**AIM:** Check each line of the listing below for the string "特別講座", and copy the ones that have it.
## Start
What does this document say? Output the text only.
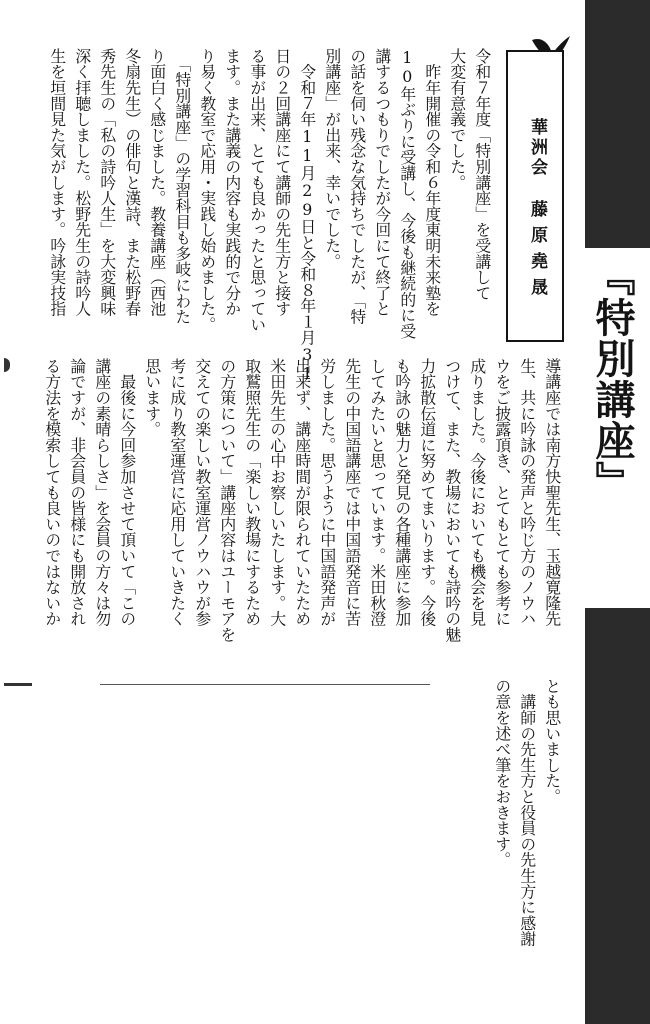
『特別講座』
華洲会
藤原堯晟
令和７年度「特別講座」を受講して
大変有意義でした。
　昨年開催の令和６年度東明未来塾を
10年ぶりに受講し、今後も継続的に受
講するつもりでしたが今回にて終了と
の話を伺い残念な気持ちでしたが、「特
別講座」が出来、幸いでした。
　令和７年11月29日と令和８年１月31
日の２回講座にて講師の先生方と接す
る事が出来、とても良かったと思ってい
ます。また講義の内容も実践的で分か
り易く教室で応用・実践し始めました。
　「特別講座」の学習科目も多岐にわた
り面白く感じました。教養講座（西池
冬扇先生）の俳句と漢詩、また松野春
秀先生の「私の詩吟人生」を大変興味
深く拝聴しました。松野先生の詩吟人
生を垣間見た気がします。吟詠実技指
導講座では南方快聖先生、玉越寛隆先
生、共に吟詠の発声と吟じ方のノウハ
ウをご披露頂き、とてもとても参考に
成りました。今後においても機会を見
つけて、また、教場においても詩吟の魅
力拡散伝道に努めてまいります。今後
も吟詠の魅力と発見の各種講座に参加
してみたいと思っています。米田秋澄
先生の中国語講座では中国語発音に苦
労しました。思うように中国語発声が
出来ず、講座時間が限られていたため
米田先生の心中お察しいたします。大
取鷲照先生の「楽しい教場にするため
の方策について」講座内容はユーモアを
交えての楽しい教室運営ノウハウが参
考に成り教室運営に応用していきたく
思います。
　最後に今回参加させて頂いて「この
講座の素晴らしさ」を会員の方々は勿
論ですが、非会員の皆様にも開放され
る方法を模索しても良いのではないか
とも思いました。
　講師の先生方と役員の先生方に感謝
の意を述べ筆をおきます。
## End
**FULL OUTPUT:**
『特別講座』
令和７年度「特別講座」を受講して
　「特別講座」の学習科目も多岐にわた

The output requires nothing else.